WHAT NEEDS TO BE DONE >> Scan the material for the word "天宫二号", and copy each line where it shows up.

EXTRACTED RECORDS >>

'''

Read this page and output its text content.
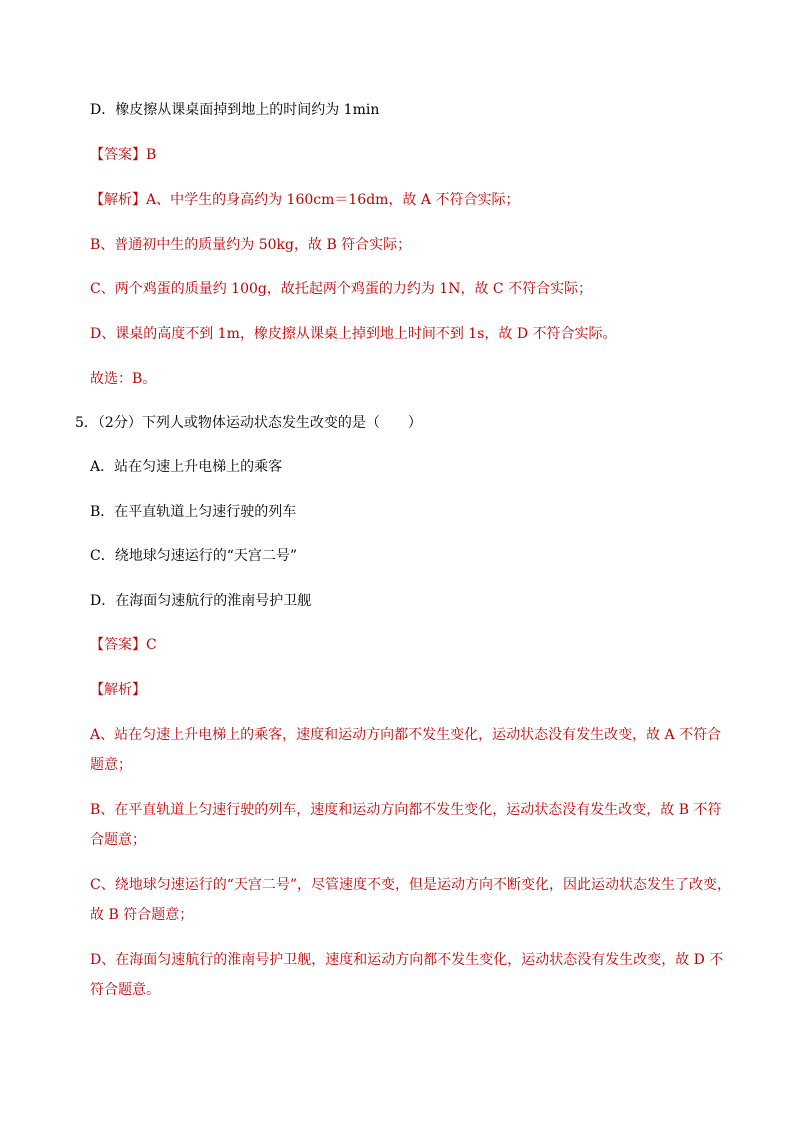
D．橡皮擦从课桌面掉到地上的时间约为 1min
【答案】B
【解析】A、中学生的身高约为 160cm＝16dm，故 A 不符合实际；
B、普通初中生的质量约为 50kg，故 B 符合实际；
C、两个鸡蛋的质量约 100g，故托起两个鸡蛋的力约为 1N，故 C 不符合实际；
D、课桌的高度不到 1m，橡皮擦从课桌上掉到地上时间不到 1s，故 D 不符合实际。
故选：B。
5．（2分）下列人或物体运动状态发生改变的是（　　）
A．站在匀速上升电梯上的乘客
B．在平直轨道上匀速行驶的列车
C．绕地球匀速运行的“天宫二号”
D．在海面匀速航行的淮南号护卫舰
【答案】C
【解析】
A、站在匀速上升电梯上的乘客，速度和运动方向都不发生变化，运动状态没有发生改变，故 A 不符合
题意；
B、在平直轨道上匀速行驶的列车，速度和运动方向都不发生变化，运动状态没有发生改变，故 B 不符
合题意；
C、绕地球匀速运行的“天宫二号”，尽管速度不变，但是运动方向不断变化，因此运动状态发生了改变，
故 B 符合题意；
D、在海面匀速航行的淮南号护卫舰，速度和运动方向都不发生变化，运动状态没有发生改变，故 D 不
符合题意。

'''

PROBLEM SOLUTION >>
C．绕地球匀速运行的“天宫二号”
C、绕地球匀速运行的“天宫二号”，尽管速度不变，但是运动方向不断变化，因此运动状态发生了改变，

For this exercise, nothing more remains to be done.